SET EXERCISE ::
Transcribe the full listing below exactly.

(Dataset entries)
########

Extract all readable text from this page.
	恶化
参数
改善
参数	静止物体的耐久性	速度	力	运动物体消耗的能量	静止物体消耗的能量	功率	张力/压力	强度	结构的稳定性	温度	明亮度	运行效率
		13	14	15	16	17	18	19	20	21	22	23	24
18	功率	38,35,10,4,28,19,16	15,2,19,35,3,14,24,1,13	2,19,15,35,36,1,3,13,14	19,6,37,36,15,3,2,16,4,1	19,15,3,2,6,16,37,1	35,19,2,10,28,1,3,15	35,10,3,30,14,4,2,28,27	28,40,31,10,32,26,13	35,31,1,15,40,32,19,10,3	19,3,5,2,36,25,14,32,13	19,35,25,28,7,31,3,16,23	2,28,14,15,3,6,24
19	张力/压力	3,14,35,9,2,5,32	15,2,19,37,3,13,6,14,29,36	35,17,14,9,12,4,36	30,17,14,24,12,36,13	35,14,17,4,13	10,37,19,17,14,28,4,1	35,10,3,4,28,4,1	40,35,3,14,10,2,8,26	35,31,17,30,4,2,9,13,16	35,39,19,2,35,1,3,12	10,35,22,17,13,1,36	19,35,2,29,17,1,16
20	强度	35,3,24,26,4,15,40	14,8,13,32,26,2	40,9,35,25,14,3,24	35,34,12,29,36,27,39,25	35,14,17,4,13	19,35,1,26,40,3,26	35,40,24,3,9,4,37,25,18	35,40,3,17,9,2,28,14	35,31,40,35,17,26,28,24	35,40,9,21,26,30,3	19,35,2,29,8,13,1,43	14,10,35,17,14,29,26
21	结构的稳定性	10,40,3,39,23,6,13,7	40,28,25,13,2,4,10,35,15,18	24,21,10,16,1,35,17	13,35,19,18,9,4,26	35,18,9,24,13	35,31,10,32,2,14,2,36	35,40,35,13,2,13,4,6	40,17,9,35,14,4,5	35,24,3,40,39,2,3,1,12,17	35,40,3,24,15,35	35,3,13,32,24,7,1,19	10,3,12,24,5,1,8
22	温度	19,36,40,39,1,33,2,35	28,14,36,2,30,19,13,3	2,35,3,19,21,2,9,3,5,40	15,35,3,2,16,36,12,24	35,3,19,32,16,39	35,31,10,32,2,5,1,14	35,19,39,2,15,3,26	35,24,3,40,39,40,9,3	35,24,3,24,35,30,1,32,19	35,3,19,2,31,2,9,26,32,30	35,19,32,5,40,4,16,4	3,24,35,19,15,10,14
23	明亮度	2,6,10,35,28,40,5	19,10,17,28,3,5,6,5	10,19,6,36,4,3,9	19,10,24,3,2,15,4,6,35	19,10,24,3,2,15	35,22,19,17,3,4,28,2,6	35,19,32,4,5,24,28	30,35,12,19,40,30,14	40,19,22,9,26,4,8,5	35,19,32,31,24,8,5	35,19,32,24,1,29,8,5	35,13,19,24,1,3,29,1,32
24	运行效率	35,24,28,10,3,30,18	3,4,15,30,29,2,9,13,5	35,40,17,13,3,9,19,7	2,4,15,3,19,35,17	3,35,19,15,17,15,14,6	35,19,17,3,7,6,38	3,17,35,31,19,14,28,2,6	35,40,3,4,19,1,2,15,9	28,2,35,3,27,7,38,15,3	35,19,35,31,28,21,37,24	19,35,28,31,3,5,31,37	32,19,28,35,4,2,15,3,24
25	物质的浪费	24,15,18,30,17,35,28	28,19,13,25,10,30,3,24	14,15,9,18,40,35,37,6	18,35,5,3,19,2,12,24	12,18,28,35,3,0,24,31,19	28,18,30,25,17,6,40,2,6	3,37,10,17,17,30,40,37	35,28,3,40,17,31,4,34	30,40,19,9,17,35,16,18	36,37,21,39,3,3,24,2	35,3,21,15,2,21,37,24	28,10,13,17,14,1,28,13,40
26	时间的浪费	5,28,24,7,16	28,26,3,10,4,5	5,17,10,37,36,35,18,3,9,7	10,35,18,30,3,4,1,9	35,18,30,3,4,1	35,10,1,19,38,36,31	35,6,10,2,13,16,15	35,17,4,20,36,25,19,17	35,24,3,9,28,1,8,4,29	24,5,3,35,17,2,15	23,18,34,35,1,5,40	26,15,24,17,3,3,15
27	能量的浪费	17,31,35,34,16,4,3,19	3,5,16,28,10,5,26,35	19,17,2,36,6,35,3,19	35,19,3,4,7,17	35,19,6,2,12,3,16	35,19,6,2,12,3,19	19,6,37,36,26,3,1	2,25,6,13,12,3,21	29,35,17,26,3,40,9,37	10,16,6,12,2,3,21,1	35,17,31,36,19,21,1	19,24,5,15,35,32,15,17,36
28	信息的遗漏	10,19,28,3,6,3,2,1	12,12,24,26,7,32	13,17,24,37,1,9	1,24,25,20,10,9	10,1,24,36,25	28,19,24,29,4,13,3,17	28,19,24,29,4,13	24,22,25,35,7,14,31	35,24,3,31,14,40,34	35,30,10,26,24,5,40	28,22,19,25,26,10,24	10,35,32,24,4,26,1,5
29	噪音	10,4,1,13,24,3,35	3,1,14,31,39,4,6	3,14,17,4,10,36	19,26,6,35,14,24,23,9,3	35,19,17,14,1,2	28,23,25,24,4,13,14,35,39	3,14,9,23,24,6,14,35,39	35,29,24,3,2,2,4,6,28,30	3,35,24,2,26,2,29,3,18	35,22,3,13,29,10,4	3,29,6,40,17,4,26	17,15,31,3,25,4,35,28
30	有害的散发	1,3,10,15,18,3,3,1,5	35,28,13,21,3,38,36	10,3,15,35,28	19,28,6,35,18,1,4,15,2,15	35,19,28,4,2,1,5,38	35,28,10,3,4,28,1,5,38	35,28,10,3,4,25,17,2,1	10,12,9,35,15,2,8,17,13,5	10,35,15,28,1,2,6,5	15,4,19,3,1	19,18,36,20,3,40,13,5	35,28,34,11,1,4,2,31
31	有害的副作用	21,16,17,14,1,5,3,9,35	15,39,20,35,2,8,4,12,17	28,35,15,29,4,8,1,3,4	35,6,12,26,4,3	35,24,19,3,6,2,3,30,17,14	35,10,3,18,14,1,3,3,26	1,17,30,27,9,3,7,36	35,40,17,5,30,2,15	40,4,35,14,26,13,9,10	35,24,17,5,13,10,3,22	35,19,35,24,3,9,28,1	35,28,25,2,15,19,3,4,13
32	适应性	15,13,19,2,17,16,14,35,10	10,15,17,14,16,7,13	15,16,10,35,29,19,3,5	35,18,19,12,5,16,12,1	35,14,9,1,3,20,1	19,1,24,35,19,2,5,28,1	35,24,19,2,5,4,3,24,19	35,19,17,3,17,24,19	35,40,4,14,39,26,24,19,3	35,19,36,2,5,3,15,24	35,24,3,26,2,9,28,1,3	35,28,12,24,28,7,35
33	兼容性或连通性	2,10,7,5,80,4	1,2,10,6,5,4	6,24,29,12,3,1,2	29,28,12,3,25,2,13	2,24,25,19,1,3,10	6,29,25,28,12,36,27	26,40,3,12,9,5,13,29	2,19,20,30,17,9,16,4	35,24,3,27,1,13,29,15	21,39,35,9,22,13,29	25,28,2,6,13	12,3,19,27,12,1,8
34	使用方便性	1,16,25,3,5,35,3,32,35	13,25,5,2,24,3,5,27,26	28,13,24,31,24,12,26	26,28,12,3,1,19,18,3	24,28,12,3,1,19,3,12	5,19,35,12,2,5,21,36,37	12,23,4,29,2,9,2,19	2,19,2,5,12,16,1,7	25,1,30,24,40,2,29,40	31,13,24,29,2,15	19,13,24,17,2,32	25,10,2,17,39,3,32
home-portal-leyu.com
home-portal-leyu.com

########

EXERCISE OUTPUT ::
Extract all readable text from this page.
	恶化
参数
改善
参数	静止物体的耐久性	速度	力	运动物体消耗的能量	静止物体消耗的能量	功率	张力/压力	强度	结构的稳定性	温度	明亮度	运行效率
		13	14	15	16	17	18	19	20	21	22	23	24
18	功率	38,35,10,4,28,19,16	15,2,19,35,3,14,24,1,13	2,19,15,35,36,1,3,13,14	19,6,37,36,15,3,2,16,4,1	19,15,3,2,6,16,37,1	35,19,2,10,28,1,3,15	35,10,3,30,14,4,2,28,27	28,40,31,10,32,26,13	35,31,1,15,40,32,19,10,3	19,3,5,2,36,25,14,32,13	19,35,25,28,7,31,3,16,23	2,28,14,15,3,6,24
19	张力/压力	3,14,35,9,2,5,32	15,2,19,37,3,13,6,14,29,36	35,17,14,9,12,4,36	30,17,14,24,12,36,13	35,14,17,4,13	10,37,19,17,14,28,4,1	35,10,3,4,28,4,1	40,35,3,14,10,2,8,26	35,31,17,30,4,2,9,13,16	35,39,19,2,35,1,3,12	10,35,22,17,13,1,36	19,35,2,29,17,1,16
20	强度	35,3,24,26,4,15,40	14,8,13,32,26,2	40,9,35,25,14,3,24	35,34,12,29,36,27,39,25	35,14,17,4,13	19,35,1,26,40,3,26	35,40,24,3,9,4,37,25,18	35,40,3,17,9,2,28,14	35,31,40,35,17,26,28,24	35,40,9,21,26,30,3	19,35,2,29,8,13,1,43	14,10,35,17,14,29,26
21	结构的稳定性	10,40,3,39,23,6,13,7	40,28,25,13,2,4,10,35,15,18	24,21,10,16,1,35,17	13,35,19,18,9,4,26	35,18,9,24,13	35,31,10,32,2,14,2,36	35,40,35,13,2,13,4,6	40,17,9,35,14,4,5	35,24,3,40,39,2,3,1,12,17	35,40,3,24,15,35	35,3,13,32,24,7,1,19	10,3,12,24,5,1,8
22	温度	19,36,40,39,1,33,2,35	28,14,36,2,30,19,13,3	2,35,3,19,21,2,9,3,5,40	15,35,3,2,16,36,12,24	35,3,19,32,16,39	35,31,10,32,2,5,1,14	35,19,39,2,15,3,26	35,24,3,40,39,40,9,3	35,24,3,24,35,30,1,32,19	35,3,19,2,31,2,9,26,32,30	35,19,32,5,40,4,16,4	3,24,35,19,15,10,14
23	明亮度	2,6,10,35,28,40,5	19,10,17,28,3,5,6,5	10,19,6,36,4,3,9	19,10,24,3,2,15,4,6,35	19,10,24,3,2,15	35,22,19,17,3,4,28,2,6	35,19,32,4,5,24,28	30,35,12,19,40,30,14	40,19,22,9,26,4,8,5	35,19,32,31,24,8,5	35,19,32,24,1,29,8,5	35,13,19,24,1,3,29,1,32
24	运行效率	35,24,28,10,3,30,18	3,4,15,30,29,2,9,13,5	35,40,17,13,3,9,19,7	2,4,15,3,19,35,17	3,35,19,15,17,15,14,6	35,19,17,3,7,6,38	3,17,35,31,19,14,28,2,6	35,40,3,4,19,1,2,15,9	28,2,35,3,27,7,38,15,3	35,19,35,31,28,21,37,24	19,35,28,31,3,5,31,37	32,19,28,35,4,2,15,3,24
25	物质的浪费	24,15,18,30,17,35,28	28,19,13,25,10,30,3,24	14,15,9,18,40,35,37,6	18,35,5,3,19,2,12,24	12,18,28,35,3,0,24,31,19	28,18,30,25,17,6,40,2,6	3,37,10,17,17,30,40,37	35,28,3,40,17,31,4,34	30,40,19,9,17,35,16,18	36,37,21,39,3,3,24,2	35,3,21,15,2,21,37,24	28,10,13,17,14,1,28,13,40
26	时间的浪费	5,28,24,7,16	28,26,3,10,4,5	5,17,10,37,36,35,18,3,9,7	10,35,18,30,3,4,1,9	35,18,30,3,4,1	35,10,1,19,38,36,31	35,6,10,2,13,16,15	35,17,4,20,36,25,19,17	35,24,3,9,28,1,8,4,29	24,5,3,35,17,2,15	23,18,34,35,1,5,40	26,15,24,17,3,3,15
27	能量的浪费	17,31,35,34,16,4,3,19	3,5,16,28,10,5,26,35	19,17,2,36,6,35,3,19	35,19,3,4,7,17	35,19,6,2,12,3,16	35,19,6,2,12,3,19	19,6,37,36,26,3,1	2,25,6,13,12,3,21	29,35,17,26,3,40,9,37	10,16,6,12,2,3,21,1	35,17,31,36,19,21,1	19,24,5,15,35,32,15,17,36
28	信息的遗漏	10,19,28,3,6,3,2,1	12,12,24,26,7,32	13,17,24,37,1,9	1,24,25,20,10,9	10,1,24,36,25	28,19,24,29,4,13,3,17	28,19,24,29,4,13	24,22,25,35,7,14,31	35,24,3,31,14,40,34	35,30,10,26,24,5,40	28,22,19,25,26,10,24	10,35,32,24,4,26,1,5
29	噪音	10,4,1,13,24,3,35	3,1,14,31,39,4,6	3,14,17,4,10,36	19,26,6,35,14,24,23,9,3	35,19,17,14,1,2	28,23,25,24,4,13,14,35,39	3,14,9,23,24,6,14,35,39	35,29,24,3,2,2,4,6,28,30	3,35,24,2,26,2,29,3,18	35,22,3,13,29,10,4	3,29,6,40,17,4,26	17,15,31,3,25,4,35,28
30	有害的散发	1,3,10,15,18,3,3,1,5	35,28,13,21,3,38,36	10,3,15,35,28	19,28,6,35,18,1,4,15,2,15	35,19,28,4,2,1,5,38	35,28,10,3,4,28,1,5,38	35,28,10,3,4,25,17,2,1	10,12,9,35,15,2,8,17,13,5	10,35,15,28,1,2,6,5	15,4,19,3,1	19,18,36,20,3,40,13,5	35,28,34,11,1,4,2,31
31	有害的副作用	21,16,17,14,1,5,3,9,35	15,39,20,35,2,8,4,12,17	28,35,15,29,4,8,1,3,4	35,6,12,26,4,3	35,24,19,3,6,2,3,30,17,14	35,10,3,18,14,1,3,3,26	1,17,30,27,9,3,7,36	35,40,17,5,30,2,15	40,4,35,14,26,13,9,10	35,24,17,5,13,10,3,22	35,19,35,24,3,9,28,1	35,28,25,2,15,19,3,4,13
32	适应性	15,13,19,2,17,16,14,35,10	10,15,17,14,16,7,13	15,16,10,35,29,19,3,5	35,18,19,12,5,16,12,1	35,14,9,1,3,20,1	19,1,24,35,19,2,5,28,1	35,24,19,2,5,4,3,24,19	35,19,17,3,17,24,19	35,40,4,14,39,26,24,19,3	35,19,36,2,5,3,15,24	35,24,3,26,2,9,28,1,3	35,28,12,24,28,7,35
33	兼容性或连通性	2,10,7,5,80,4	1,2,10,6,5,4	6,24,29,12,3,1,2	29,28,12,3,25,2,13	2,24,25,19,1,3,10	6,29,25,28,12,36,27	26,40,3,12,9,5,13,29	2,19,20,30,17,9,16,4	35,24,3,27,1,13,29,15	21,39,35,9,22,13,29	25,28,2,6,13	12,3,19,27,12,1,8
34	使用方便性	1,16,25,3,5,35,3,32,35	13,25,5,2,24,3,5,27,26	28,13,24,31,24,12,26	26,28,12,3,1,19,18,3	24,28,12,3,1,19,3,12	5,19,35,12,2,5,21,36,37	12,23,4,29,2,9,2,19	2,19,2,5,12,16,1,7	25,1,30,24,40,2,29,40	31,13,24,29,2,15	19,13,24,17,2,32	25,10,2,17,39,3,32
home-portal-leyu.com
home-portal-leyu.com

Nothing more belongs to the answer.